- **TASK STATEMENT**
Restate the records below word for word, and omit the images they hold.

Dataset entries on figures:

········

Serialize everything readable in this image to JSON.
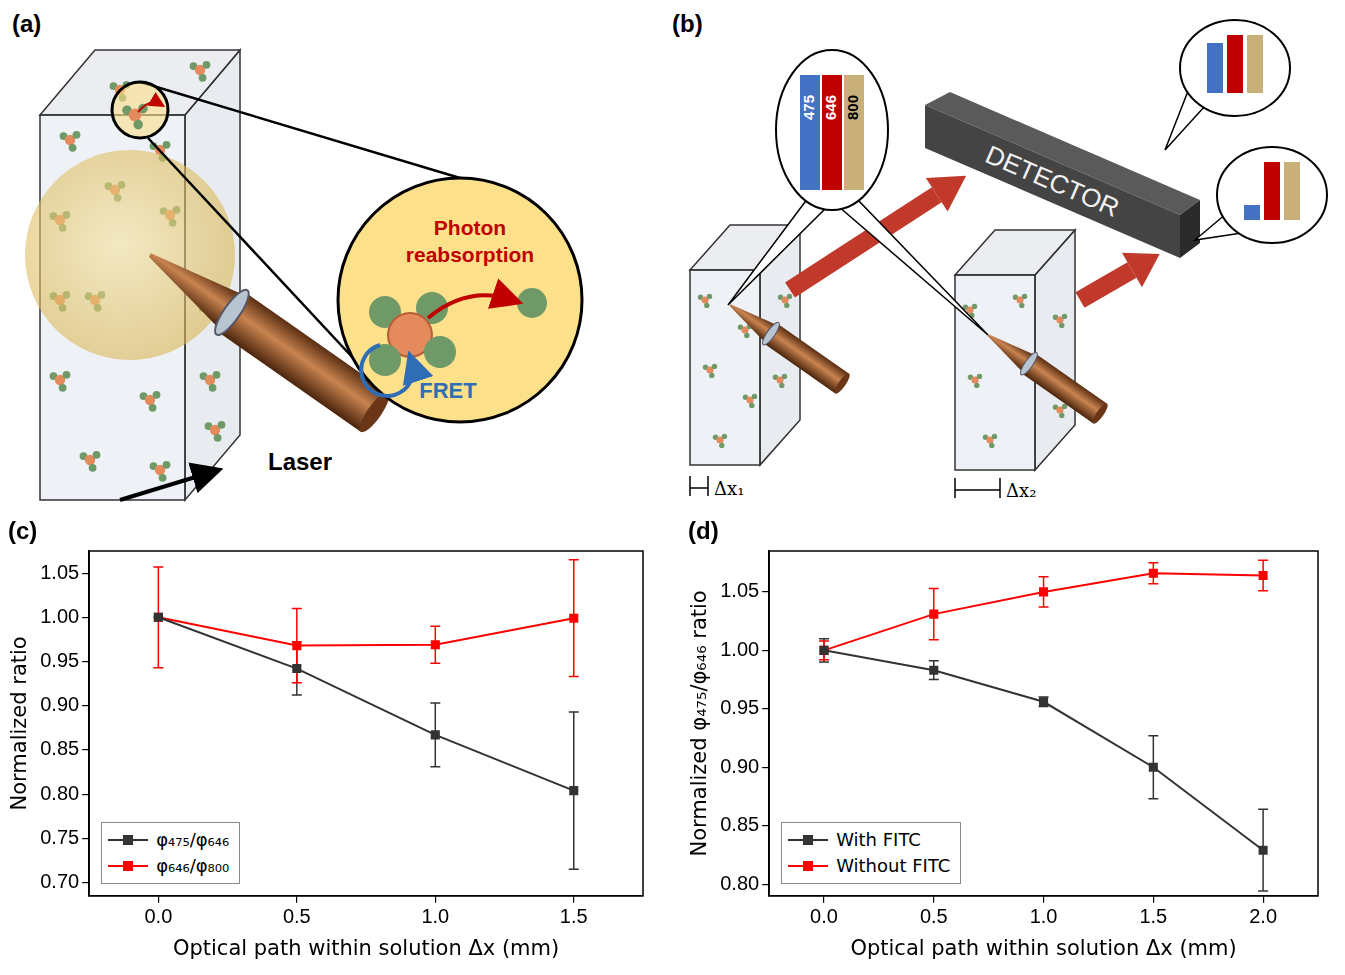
{
  "panel_a": {
    "letter": "(a)",
    "reabsorption": "Photon reabsorption",
    "fret": "FRET",
    "laser": "Laser"
  },
  "panel_b": {
    "letter": "(b)",
    "detector": "DETECTOR",
    "wavelengths": [
      "475",
      "646",
      "800"
    ],
    "path_1": "Δx₁",
    "path_2": "Δx₂"
  },
  "chart_data": [
    {
      "type": "line",
      "title": "(c)",
      "x_label": "Optical path within solution Δx (mm)",
      "y_label": "Normalized ratio",
      "x": [
        0,
        0.5,
        1.0,
        1.5
      ],
      "series": [
        {
          "name": "φ₄₇₅/φ₆₄₆",
          "color": "#333333",
          "marker": "square",
          "line_style": "solid",
          "values": [
            1.0,
            0.942,
            0.867,
            0.804
          ],
          "errors": [
            0.0,
            0.03,
            0.036,
            0.089
          ]
        },
        {
          "name": "φ₆₄₆/φ₈₀₀",
          "color": "#ff0000",
          "marker": "square",
          "line_style": "solid",
          "values": [
            1.0,
            0.968,
            0.969,
            0.999
          ],
          "errors": [
            0.057,
            0.042,
            0.021,
            0.066
          ]
        }
      ],
      "xlim": [
        -0.25,
        1.75
      ],
      "xticks": [
        {
          "value": 0,
          "label": "0.0"
        },
        0.5,
        {
          "value": 1,
          "label": "1.0"
        },
        1.5
      ],
      "ylim": [
        0.685,
        1.075
      ],
      "yticks": [
        {
          "value": 0.7,
          "label": "0.70"
        },
        0.75,
        {
          "value": 0.8,
          "label": "0.80"
        },
        0.85,
        {
          "value": 0.9,
          "label": "0.90"
        },
        0.95,
        {
          "value": 1,
          "label": "1.00"
        },
        1.05
      ],
      "grid": false,
      "legend": "lower left"
    },
    {
      "type": "line",
      "title": "(d)",
      "x_label": "Optical path within solution Δx (mm)",
      "y_label": "Normalized φ₄₇₅/φ₆₄₆ ratio",
      "x": [
        0,
        0.5,
        1.0,
        1.5,
        2.0
      ],
      "series": [
        {
          "name": "With FITC",
          "color": "#333333",
          "marker": "square",
          "line_style": "solid",
          "values": [
            1.0,
            0.983,
            0.956,
            0.9,
            0.829
          ],
          "errors": [
            0.01,
            0.008,
            0.004,
            0.027,
            0.035
          ]
        },
        {
          "name": "Without FITC",
          "color": "#ff0000",
          "marker": "square",
          "line_style": "solid",
          "values": [
            1.0,
            1.031,
            1.05,
            1.066,
            1.064
          ],
          "errors": [
            0.008,
            0.022,
            0.013,
            0.009,
            0.013
          ]
        }
      ],
      "xlim": [
        -0.25,
        2.25
      ],
      "xticks": [
        {
          "value": 0,
          "label": "0.0"
        },
        0.5,
        {
          "value": 1,
          "label": "1.0"
        },
        1.5,
        {
          "value": 2,
          "label": "2.0"
        }
      ],
      "ylim": [
        0.79,
        1.085
      ],
      "yticks": [
        {
          "value": 0.8,
          "label": "0.80"
        },
        0.85,
        {
          "value": 0.9,
          "label": "0.90"
        },
        0.95,
        {
          "value": 1,
          "label": "1.00"
        },
        1.05
      ],
      "grid": false,
      "legend": "lower left"
    }
  ]
}
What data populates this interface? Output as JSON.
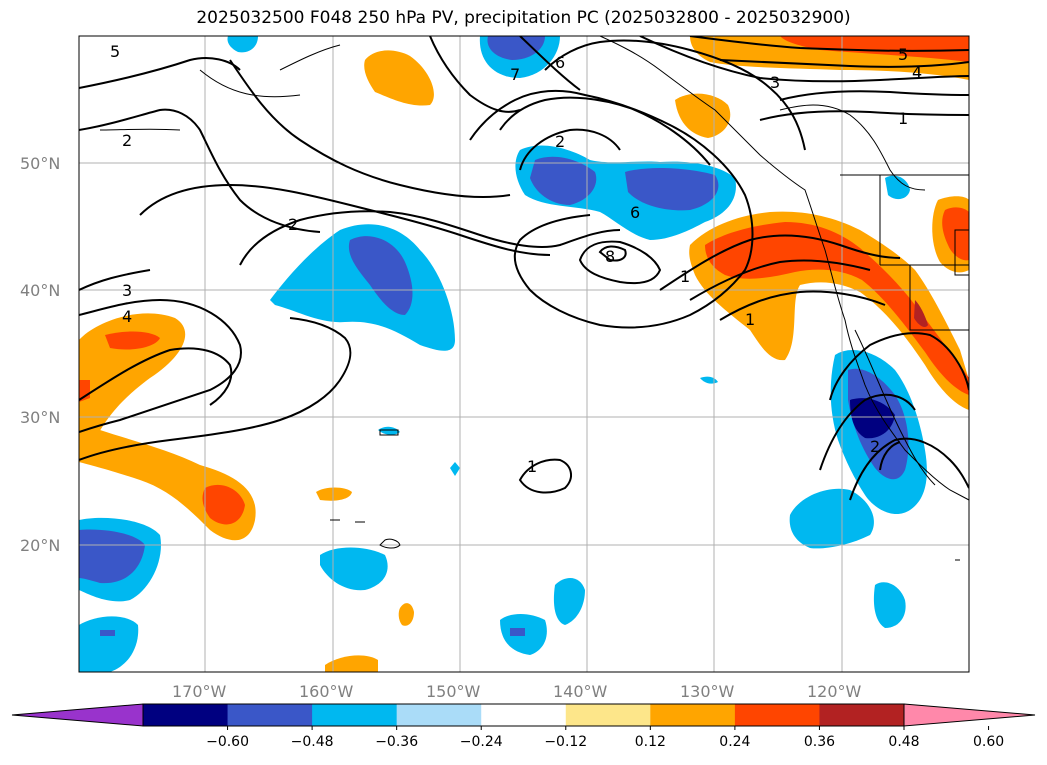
{
  "title": "2025032500 F048 250 hPa PV, precipitation PC (2025032800 - 2025032900)",
  "lat_labels": [
    "50°N",
    "40°N",
    "30°N",
    "20°N"
  ],
  "lon_labels": [
    "170°W",
    "160°W",
    "150°W",
    "140°W",
    "130°W",
    "120°W"
  ],
  "colorbar": {
    "ticks": [
      "−0.60",
      "−0.48",
      "−0.36",
      "−0.24",
      "−0.12",
      "0.12",
      "0.24",
      "0.36",
      "0.48",
      "0.60"
    ],
    "colors": [
      "#9933cc",
      "#000080",
      "#3a57c8",
      "#00b8f0",
      "#aadcf8",
      "#ffffff",
      "#fde68a",
      "#ffa500",
      "#ff4500",
      "#b22222",
      "#ff88aa"
    ]
  },
  "contour_labels": [
    "5",
    "2",
    "2",
    "3",
    "4",
    "7",
    "6",
    "2",
    "6",
    "8",
    "1",
    "1",
    "5",
    "4",
    "3",
    "1",
    "1",
    "2"
  ],
  "colors": {
    "neg_light": "#aadcf8",
    "neg_mid": "#00b8f0",
    "neg_strong": "#3a57c8",
    "neg_max": "#000080",
    "pos_light": "#fde68a",
    "pos_mid": "#ffa500",
    "pos_strong": "#ff4500",
    "pos_max": "#b22222"
  }
}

········

- **COMPLETE OUTPUT**
Serialize everything readable in this image to JSON.
{
  "panel_a": {
    "letter": "(a)",
    "reabsorption": "Photon reabsorption",
    "fret": "FRET",
    "laser": "Laser"
  },
  "panel_b": {
    "letter": "(b)",
    "detector": "DETECTOR",
    "wavelengths": [
      "475",
      "646",
      "800"
    ],
    "path_1": "Δx₁",
    "path_2": "Δx₂"
  },
  "chart_data": [
    {
      "type": "line",
      "title": "(c)",
      "x_label": "Optical path within solution Δx (mm)",
      "y_label": "Normalized ratio",
      "x": [
        0,
        0.5,
        1.0,
        1.5
      ],
      "series": [
        {
          "name": "φ₄₇₅/φ₆₄₆",
          "color": "#333333",
          "marker": "square",
          "line_style": "solid",
          "values": [
            1.0,
            0.942,
            0.867,
            0.804
          ],
          "errors": [
            0.0,
            0.03,
            0.036,
            0.089
          ]
        },
        {
          "name": "φ₆₄₆/φ₈₀₀",
          "color": "#ff0000",
          "marker": "square",
          "line_style": "solid",
          "values": [
            1.0,
            0.968,
            0.969,
            0.999
          ],
          "errors": [
            0.057,
            0.042,
            0.021,
            0.066
          ]
        }
      ],
      "xlim": [
        -0.25,
        1.75
      ],
      "xticks": [
        {
          "value": 0,
          "label": "0.0"
        },
        0.5,
        {
          "value": 1,
          "label": "1.0"
        },
        1.5
      ],
      "ylim": [
        0.685,
        1.075
      ],
      "yticks": [
        {
          "value": 0.7,
          "label": "0.70"
        },
        0.75,
        {
          "value": 0.8,
          "label": "0.80"
        },
        0.85,
        {
          "value": 0.9,
          "label": "0.90"
        },
        0.95,
        {
          "value": 1,
          "label": "1.00"
        },
        1.05
      ],
      "grid": false,
      "legend": "lower left"
    },
    {
      "type": "line",
      "title": "(d)",
      "x_label": "Optical path within solution Δx (mm)",
      "y_label": "Normalized φ₄₇₅/φ₆₄₆ ratio",
      "x": [
        0,
        0.5,
        1.0,
        1.5,
        2.0
      ],
      "series": [
        {
          "name": "With FITC",
          "color": "#333333",
          "marker": "square",
          "line_style": "solid",
          "values": [
            1.0,
            0.983,
            0.956,
            0.9,
            0.829
          ],
          "errors": [
            0.01,
            0.008,
            0.004,
            0.027,
            0.035
          ]
        },
        {
          "name": "Without FITC",
          "color": "#ff0000",
          "marker": "square",
          "line_style": "solid",
          "values": [
            1.0,
            1.031,
            1.05,
            1.066,
            1.064
          ],
          "errors": [
            0.008,
            0.022,
            0.013,
            0.009,
            0.013
          ]
        }
      ],
      "xlim": [
        -0.25,
        2.25
      ],
      "xticks": [
        {
          "value": 0,
          "label": "0.0"
        },
        0.5,
        {
          "value": 1,
          "label": "1.0"
        },
        1.5,
        {
          "value": 2,
          "label": "2.0"
        }
      ],
      "ylim": [
        0.79,
        1.085
      ],
      "yticks": [
        {
          "value": 0.8,
          "label": "0.80"
        },
        0.85,
        {
          "value": 0.9,
          "label": "0.90"
        },
        0.95,
        {
          "value": 1,
          "label": "1.00"
        },
        1.05
      ],
      "grid": false,
      "legend": "lower left"
    }
  ]
}
What data populates this interface? Output as JSON.
{
  "title": "2025032500 F048 250 hPa PV, precipitation PC (2025032800 - 2025032900)",
  "lat_labels": [
    "50°N",
    "40°N",
    "30°N",
    "20°N"
  ],
  "lon_labels": [
    "170°W",
    "160°W",
    "150°W",
    "140°W",
    "130°W",
    "120°W"
  ],
  "colorbar": {
    "ticks": [
      "−0.60",
      "−0.48",
      "−0.36",
      "−0.24",
      "−0.12",
      "0.12",
      "0.24",
      "0.36",
      "0.48",
      "0.60"
    ],
    "colors": [
      "#9933cc",
      "#000080",
      "#3a57c8",
      "#00b8f0",
      "#aadcf8",
      "#ffffff",
      "#fde68a",
      "#ffa500",
      "#ff4500",
      "#b22222",
      "#ff88aa"
    ]
  },
  "contour_labels": [
    "5",
    "2",
    "2",
    "3",
    "4",
    "7",
    "6",
    "2",
    "6",
    "8",
    "1",
    "1",
    "5",
    "4",
    "3",
    "1",
    "1",
    "2"
  ],
  "colors": {
    "neg_light": "#aadcf8",
    "neg_mid": "#00b8f0",
    "neg_strong": "#3a57c8",
    "neg_max": "#000080",
    "pos_light": "#fde68a",
    "pos_mid": "#ffa500",
    "pos_strong": "#ff4500",
    "pos_max": "#b22222"
  }
}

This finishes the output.